| Exercise instructions |
Give the total number of lines with the word "page" in them, and no other words.

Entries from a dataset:
• • •
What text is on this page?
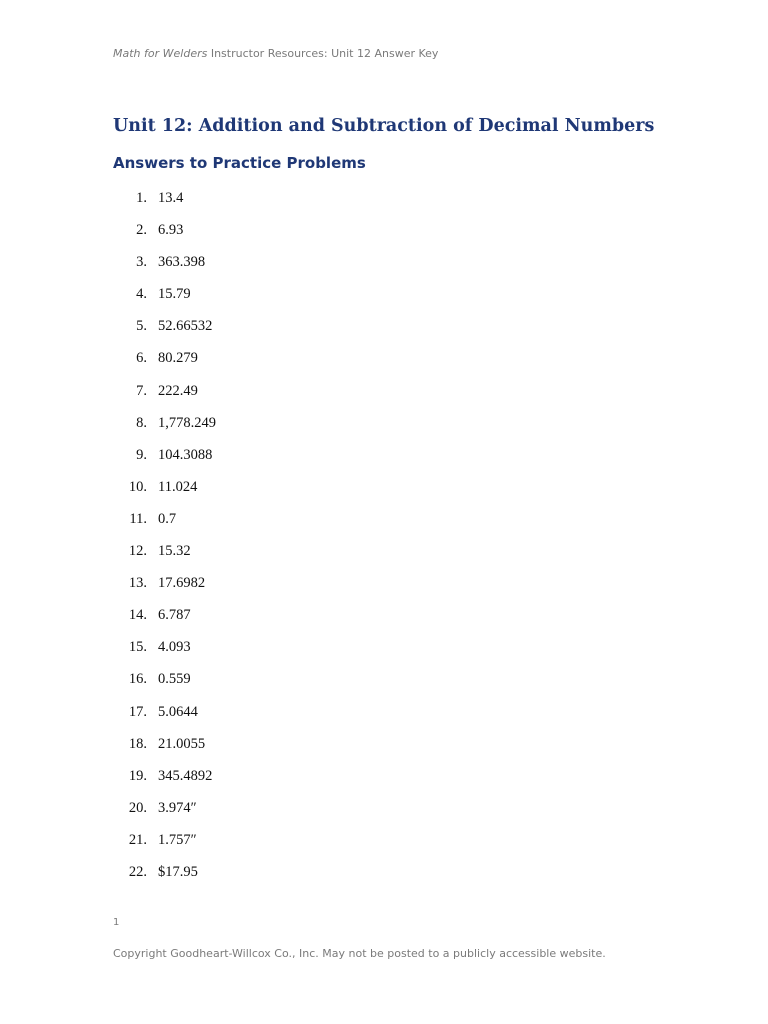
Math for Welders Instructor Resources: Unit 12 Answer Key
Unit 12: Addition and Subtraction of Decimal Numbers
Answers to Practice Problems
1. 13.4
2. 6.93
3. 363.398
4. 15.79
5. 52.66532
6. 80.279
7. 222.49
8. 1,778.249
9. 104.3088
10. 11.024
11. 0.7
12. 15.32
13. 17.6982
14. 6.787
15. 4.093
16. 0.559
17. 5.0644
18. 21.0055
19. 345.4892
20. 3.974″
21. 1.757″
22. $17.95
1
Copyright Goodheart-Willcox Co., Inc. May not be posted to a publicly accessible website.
• • •
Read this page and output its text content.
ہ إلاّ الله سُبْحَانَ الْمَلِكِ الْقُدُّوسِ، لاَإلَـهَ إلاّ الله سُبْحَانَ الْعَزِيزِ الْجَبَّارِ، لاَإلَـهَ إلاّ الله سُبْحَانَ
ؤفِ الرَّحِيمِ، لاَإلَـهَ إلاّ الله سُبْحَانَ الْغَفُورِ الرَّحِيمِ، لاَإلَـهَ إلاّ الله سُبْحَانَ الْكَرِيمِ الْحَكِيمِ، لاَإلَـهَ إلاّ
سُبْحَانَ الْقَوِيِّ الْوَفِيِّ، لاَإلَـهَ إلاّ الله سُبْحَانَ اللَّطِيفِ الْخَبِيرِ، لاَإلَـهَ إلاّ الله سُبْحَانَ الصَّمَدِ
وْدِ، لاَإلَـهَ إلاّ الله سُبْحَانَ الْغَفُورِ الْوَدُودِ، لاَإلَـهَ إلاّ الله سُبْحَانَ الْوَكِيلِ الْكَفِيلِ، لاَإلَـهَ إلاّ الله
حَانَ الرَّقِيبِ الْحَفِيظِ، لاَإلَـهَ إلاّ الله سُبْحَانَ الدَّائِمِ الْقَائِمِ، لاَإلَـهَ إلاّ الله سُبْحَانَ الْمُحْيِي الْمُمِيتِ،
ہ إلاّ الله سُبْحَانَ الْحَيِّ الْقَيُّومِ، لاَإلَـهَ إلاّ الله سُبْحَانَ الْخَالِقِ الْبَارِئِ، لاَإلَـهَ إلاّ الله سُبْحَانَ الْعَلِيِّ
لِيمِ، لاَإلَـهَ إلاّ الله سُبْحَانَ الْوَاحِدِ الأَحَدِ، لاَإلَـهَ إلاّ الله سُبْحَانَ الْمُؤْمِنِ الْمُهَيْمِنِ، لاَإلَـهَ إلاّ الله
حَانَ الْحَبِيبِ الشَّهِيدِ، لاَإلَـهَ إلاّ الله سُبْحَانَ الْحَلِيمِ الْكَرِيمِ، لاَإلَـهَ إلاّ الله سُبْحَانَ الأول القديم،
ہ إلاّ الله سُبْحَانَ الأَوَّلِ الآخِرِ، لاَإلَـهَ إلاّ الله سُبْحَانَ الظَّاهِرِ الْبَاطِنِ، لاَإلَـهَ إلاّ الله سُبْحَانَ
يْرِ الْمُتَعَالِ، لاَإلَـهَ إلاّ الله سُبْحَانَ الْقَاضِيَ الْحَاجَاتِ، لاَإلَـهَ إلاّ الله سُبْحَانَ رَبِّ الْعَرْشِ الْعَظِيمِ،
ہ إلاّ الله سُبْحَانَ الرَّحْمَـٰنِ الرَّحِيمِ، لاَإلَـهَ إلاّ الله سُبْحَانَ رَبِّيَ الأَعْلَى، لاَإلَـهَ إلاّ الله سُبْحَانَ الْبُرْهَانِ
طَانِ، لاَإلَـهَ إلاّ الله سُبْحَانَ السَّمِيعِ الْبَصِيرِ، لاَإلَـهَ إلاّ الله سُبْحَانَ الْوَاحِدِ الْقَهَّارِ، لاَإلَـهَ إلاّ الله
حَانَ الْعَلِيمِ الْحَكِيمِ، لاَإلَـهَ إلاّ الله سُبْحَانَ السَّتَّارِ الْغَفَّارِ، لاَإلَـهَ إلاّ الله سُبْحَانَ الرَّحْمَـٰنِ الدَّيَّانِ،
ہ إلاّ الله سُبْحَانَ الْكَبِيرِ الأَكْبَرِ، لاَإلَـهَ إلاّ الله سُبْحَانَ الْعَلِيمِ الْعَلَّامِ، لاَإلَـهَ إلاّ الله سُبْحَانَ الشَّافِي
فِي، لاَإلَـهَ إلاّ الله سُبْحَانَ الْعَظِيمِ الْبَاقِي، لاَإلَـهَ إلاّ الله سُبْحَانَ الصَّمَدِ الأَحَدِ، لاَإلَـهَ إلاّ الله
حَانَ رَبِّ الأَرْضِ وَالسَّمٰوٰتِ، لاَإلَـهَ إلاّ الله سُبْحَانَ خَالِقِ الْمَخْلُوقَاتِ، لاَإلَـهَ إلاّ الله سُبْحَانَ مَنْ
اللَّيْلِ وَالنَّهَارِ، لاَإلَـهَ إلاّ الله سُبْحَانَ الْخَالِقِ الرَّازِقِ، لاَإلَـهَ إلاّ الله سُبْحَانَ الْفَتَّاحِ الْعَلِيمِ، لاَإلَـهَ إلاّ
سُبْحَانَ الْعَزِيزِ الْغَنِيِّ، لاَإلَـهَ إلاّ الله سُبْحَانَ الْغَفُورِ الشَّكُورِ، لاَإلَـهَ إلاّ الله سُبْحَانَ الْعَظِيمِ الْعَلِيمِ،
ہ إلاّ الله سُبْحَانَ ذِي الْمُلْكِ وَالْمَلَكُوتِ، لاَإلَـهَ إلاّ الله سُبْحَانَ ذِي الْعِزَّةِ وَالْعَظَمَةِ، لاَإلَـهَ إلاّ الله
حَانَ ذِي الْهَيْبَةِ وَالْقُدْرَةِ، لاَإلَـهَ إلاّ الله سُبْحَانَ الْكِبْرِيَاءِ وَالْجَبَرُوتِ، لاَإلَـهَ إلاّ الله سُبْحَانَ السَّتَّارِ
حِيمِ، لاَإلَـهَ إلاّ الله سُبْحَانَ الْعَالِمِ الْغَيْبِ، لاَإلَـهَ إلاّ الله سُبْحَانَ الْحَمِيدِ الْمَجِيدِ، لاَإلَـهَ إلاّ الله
• • •
| Answer to the exercise |
2